Your instructions:
Examine the records and identify each line that includes the string "panel". Copy those lines.

Records shown:

****************************************

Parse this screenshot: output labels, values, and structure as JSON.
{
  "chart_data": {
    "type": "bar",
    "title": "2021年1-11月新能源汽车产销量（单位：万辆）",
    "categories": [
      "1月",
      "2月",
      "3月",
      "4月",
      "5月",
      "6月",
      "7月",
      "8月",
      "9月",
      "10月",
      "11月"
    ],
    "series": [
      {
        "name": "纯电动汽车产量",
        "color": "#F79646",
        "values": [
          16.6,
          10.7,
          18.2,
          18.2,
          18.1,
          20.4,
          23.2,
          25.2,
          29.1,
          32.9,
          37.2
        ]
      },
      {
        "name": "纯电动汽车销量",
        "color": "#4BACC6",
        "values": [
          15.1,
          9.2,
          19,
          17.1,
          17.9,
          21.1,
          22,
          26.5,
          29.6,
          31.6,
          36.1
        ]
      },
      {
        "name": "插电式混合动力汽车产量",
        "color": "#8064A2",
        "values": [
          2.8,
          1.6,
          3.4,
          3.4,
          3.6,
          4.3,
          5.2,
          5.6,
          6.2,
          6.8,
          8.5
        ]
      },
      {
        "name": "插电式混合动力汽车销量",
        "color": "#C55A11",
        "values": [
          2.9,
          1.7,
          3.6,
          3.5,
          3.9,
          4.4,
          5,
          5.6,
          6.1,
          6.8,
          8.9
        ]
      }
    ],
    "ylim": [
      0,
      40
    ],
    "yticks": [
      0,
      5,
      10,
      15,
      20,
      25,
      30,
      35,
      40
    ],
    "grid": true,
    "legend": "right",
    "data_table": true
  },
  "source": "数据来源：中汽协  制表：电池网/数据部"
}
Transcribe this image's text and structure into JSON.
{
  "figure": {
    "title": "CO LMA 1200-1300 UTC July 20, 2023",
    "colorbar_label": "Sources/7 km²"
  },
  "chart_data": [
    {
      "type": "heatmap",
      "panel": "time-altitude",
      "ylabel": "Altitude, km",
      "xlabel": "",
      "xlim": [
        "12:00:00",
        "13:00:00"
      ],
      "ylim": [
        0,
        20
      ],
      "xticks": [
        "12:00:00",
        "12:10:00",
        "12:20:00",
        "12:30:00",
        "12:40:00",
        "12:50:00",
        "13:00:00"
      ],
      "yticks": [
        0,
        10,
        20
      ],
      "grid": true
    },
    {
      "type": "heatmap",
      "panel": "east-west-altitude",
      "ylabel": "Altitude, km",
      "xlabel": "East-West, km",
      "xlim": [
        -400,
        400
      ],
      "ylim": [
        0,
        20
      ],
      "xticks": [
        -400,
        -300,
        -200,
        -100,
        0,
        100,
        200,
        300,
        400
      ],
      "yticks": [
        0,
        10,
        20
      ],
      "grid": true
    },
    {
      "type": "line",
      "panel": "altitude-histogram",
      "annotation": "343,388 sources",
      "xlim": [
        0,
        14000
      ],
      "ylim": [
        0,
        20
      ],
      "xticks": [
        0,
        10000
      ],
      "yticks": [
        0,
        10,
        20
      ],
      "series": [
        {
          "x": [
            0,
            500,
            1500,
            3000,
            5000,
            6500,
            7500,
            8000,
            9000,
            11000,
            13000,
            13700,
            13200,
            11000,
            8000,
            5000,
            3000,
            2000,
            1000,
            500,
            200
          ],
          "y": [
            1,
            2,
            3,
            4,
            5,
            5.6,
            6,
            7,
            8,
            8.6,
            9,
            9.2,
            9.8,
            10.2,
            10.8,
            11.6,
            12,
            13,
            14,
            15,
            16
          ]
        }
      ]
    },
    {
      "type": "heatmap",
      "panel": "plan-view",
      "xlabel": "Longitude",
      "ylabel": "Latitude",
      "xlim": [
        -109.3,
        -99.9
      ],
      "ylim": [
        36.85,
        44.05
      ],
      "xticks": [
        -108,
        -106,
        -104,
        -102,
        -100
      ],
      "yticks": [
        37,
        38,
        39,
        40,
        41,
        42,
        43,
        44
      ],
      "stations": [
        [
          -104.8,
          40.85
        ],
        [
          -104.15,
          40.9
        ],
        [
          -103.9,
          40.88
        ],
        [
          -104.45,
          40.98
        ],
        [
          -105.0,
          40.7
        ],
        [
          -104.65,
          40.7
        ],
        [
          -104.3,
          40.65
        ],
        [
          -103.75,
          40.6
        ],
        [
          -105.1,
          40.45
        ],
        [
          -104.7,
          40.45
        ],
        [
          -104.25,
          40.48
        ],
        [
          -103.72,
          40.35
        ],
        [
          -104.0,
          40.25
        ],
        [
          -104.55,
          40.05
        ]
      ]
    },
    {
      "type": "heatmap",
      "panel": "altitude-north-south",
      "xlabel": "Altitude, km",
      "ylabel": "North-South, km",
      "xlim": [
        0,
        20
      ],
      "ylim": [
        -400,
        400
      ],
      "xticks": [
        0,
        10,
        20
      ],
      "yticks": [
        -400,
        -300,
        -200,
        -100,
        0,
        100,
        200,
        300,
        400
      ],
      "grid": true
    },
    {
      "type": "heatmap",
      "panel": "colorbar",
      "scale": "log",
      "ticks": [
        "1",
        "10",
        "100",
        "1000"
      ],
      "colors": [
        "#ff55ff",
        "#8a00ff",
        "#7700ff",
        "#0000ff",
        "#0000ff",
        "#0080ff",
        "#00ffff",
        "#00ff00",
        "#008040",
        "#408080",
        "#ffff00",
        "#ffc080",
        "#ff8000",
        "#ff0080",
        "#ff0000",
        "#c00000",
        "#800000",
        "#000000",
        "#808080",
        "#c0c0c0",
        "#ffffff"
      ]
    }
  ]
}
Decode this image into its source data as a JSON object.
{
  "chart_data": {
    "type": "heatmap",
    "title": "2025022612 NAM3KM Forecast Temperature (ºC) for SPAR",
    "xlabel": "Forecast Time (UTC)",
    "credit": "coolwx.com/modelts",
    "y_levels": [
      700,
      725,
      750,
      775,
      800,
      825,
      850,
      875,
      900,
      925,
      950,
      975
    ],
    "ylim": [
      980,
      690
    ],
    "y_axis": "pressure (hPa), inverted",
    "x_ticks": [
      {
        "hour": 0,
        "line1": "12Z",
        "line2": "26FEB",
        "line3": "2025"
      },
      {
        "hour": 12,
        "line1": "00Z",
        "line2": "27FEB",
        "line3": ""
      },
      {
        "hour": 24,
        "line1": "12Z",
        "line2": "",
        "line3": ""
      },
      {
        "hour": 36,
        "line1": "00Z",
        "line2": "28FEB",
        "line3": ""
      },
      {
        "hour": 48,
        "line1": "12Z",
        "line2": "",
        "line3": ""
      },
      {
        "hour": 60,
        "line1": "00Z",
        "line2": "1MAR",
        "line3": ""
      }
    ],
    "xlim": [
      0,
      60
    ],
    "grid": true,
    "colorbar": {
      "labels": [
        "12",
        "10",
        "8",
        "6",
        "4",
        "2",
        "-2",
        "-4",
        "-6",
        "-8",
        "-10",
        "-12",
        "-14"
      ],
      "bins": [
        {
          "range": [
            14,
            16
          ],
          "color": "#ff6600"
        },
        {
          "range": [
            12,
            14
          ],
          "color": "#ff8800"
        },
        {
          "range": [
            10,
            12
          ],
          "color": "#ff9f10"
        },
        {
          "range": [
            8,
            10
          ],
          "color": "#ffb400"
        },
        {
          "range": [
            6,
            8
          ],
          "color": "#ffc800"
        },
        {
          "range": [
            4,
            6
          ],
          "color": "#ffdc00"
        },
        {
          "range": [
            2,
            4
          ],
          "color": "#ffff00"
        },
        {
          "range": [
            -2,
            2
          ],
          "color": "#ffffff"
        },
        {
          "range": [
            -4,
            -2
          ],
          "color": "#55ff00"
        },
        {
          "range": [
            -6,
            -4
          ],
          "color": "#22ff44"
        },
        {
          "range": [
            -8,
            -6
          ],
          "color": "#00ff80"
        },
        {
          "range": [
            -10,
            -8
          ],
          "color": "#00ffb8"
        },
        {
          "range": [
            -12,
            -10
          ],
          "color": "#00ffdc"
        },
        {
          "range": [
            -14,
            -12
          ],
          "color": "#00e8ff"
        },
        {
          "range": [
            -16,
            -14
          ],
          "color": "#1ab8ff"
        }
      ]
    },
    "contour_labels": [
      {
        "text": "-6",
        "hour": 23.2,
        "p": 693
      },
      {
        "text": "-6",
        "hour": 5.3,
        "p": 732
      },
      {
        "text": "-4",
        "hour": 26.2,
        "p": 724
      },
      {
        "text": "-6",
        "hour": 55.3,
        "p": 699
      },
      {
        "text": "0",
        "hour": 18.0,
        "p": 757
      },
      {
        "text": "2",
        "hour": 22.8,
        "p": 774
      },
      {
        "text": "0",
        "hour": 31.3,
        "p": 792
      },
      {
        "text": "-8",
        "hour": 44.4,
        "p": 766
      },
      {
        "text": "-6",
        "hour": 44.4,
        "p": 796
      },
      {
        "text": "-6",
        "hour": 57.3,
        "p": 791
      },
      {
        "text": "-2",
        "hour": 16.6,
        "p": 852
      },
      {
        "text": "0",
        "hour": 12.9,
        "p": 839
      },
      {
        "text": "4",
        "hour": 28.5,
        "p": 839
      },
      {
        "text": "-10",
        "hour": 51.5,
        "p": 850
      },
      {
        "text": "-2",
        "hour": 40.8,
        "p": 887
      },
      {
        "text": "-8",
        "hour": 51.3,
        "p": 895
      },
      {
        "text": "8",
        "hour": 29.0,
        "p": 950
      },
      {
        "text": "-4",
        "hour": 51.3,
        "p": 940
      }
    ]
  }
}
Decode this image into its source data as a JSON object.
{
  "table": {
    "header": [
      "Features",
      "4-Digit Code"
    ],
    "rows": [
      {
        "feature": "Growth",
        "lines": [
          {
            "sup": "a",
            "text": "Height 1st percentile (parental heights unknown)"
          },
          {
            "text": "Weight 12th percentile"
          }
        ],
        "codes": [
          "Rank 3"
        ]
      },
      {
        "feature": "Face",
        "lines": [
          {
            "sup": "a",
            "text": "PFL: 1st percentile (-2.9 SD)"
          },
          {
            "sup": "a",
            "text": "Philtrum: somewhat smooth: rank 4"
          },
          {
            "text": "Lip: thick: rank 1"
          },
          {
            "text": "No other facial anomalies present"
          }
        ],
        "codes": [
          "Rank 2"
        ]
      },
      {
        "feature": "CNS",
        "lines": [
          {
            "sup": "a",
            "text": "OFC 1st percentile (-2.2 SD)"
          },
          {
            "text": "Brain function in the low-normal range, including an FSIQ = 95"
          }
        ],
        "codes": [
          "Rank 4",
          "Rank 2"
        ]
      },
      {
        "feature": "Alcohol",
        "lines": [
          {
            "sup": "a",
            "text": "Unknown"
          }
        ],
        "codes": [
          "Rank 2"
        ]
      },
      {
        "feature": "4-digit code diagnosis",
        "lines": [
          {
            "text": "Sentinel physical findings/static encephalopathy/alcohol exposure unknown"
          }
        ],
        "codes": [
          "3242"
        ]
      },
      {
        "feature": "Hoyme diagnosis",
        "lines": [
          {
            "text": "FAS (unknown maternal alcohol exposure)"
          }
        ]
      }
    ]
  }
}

****************************************

Result of the task:
      "panel": "time-altitude",
      "panel": "east-west-altitude",
      "panel": "altitude-histogram",
      "panel": "plan-view",
      "panel": "altitude-north-south",
      "panel": "colorbar",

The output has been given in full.